In the records below, find each line containing the word "screenshot" and copy it.
### EXERCISE INPUT
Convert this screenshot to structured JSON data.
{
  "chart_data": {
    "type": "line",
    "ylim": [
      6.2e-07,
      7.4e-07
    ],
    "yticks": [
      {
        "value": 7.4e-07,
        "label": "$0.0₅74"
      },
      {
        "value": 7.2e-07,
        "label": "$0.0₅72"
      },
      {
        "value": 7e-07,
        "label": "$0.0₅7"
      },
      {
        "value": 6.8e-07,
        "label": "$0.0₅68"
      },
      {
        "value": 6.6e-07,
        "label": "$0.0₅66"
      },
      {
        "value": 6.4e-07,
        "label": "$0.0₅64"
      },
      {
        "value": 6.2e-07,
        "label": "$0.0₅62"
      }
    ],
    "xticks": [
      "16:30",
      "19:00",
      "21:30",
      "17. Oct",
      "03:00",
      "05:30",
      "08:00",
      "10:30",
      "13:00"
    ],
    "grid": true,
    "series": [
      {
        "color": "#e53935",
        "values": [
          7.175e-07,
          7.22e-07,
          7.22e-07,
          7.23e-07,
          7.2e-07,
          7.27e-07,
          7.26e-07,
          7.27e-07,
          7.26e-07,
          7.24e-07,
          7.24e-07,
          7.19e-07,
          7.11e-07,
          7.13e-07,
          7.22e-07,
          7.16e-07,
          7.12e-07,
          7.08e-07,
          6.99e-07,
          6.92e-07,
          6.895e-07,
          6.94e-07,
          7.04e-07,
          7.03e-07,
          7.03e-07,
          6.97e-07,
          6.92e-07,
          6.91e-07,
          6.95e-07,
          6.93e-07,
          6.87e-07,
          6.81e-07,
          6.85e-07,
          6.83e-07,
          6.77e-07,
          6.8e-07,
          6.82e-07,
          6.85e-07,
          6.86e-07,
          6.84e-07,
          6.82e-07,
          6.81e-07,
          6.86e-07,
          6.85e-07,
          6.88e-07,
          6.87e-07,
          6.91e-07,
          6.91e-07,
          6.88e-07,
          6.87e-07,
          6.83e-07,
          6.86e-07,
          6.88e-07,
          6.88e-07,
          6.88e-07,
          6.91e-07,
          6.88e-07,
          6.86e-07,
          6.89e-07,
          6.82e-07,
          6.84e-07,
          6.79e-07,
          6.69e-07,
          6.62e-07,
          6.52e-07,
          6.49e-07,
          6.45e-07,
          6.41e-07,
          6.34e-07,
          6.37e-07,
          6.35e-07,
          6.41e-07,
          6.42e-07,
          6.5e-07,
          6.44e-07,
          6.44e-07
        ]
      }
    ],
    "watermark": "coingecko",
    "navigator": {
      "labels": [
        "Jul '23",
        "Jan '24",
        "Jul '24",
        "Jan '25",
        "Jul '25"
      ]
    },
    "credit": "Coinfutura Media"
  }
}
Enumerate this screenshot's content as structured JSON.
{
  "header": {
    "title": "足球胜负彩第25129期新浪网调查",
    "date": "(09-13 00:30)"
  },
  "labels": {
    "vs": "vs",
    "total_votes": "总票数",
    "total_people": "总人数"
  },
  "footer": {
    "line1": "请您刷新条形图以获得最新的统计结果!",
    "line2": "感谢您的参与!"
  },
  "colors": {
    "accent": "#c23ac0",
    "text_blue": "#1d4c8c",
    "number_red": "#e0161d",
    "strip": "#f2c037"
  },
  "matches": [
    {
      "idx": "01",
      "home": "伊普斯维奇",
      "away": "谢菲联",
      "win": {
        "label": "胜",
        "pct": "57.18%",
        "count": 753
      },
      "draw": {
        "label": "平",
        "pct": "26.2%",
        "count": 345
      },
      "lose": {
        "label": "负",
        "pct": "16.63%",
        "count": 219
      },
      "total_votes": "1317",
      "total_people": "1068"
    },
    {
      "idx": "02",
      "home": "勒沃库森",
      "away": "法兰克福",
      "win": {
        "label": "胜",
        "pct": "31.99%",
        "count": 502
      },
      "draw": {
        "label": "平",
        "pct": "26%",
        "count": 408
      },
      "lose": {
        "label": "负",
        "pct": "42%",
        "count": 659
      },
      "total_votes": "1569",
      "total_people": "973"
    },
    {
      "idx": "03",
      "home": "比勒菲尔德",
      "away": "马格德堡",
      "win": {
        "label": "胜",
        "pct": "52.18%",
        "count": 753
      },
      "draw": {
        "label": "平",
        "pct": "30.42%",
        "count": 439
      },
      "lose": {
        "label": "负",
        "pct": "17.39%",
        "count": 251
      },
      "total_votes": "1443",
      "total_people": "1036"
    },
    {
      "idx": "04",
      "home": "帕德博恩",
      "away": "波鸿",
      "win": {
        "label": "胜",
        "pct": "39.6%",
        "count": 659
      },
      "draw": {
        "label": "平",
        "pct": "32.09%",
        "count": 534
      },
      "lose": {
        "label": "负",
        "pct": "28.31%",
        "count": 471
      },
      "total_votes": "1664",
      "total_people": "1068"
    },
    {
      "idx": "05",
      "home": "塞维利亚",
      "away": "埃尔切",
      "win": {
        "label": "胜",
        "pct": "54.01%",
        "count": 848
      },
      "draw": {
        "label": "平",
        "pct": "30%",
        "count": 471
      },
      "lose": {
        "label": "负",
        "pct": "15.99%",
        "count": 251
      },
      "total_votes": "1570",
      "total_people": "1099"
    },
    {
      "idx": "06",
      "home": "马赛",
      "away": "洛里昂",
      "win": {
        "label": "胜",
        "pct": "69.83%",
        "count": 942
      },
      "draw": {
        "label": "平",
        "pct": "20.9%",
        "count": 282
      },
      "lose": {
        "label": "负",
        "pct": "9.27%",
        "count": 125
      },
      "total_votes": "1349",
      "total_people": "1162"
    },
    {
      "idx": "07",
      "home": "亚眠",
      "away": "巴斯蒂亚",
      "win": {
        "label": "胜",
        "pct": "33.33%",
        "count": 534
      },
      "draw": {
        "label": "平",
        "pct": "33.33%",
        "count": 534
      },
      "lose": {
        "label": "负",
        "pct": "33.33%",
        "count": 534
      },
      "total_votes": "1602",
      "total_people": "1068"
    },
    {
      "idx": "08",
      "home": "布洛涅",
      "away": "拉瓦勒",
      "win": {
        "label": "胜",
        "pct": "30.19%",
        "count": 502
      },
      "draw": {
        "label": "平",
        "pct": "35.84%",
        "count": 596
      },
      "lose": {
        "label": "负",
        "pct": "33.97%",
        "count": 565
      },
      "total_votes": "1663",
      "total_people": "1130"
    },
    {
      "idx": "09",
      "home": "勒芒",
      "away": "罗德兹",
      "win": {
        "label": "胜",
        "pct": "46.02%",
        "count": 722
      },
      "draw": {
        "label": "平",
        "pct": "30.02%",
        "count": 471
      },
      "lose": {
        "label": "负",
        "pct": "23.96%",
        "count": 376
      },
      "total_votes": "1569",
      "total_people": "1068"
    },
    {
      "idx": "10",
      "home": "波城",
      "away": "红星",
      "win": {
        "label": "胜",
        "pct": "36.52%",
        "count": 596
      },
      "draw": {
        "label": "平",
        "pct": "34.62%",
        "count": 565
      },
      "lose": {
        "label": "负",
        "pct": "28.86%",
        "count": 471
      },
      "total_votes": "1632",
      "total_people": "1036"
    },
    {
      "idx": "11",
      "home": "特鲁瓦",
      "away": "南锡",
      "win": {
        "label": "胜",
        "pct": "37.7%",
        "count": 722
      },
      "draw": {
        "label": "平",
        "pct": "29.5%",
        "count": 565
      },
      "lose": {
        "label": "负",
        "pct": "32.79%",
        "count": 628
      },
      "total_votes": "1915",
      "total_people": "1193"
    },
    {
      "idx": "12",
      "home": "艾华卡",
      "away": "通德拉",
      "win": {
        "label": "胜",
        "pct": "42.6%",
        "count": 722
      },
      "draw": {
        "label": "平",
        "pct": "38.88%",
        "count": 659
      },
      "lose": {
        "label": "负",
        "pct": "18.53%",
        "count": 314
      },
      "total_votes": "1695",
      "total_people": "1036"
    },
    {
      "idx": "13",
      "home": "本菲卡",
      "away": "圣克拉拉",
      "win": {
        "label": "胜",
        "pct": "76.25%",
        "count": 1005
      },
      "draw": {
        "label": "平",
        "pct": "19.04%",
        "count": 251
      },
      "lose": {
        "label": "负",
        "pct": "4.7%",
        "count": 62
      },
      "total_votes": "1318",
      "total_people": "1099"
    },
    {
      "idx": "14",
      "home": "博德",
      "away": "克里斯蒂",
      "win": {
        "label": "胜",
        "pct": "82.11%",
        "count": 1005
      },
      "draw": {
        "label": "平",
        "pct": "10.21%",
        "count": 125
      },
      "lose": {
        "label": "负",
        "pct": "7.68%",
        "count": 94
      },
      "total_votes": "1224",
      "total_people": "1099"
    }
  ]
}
######
WORKED SOLUTION |
Convert this screenshot to structured JSON data.
Enumerate this screenshot's content as structured JSON.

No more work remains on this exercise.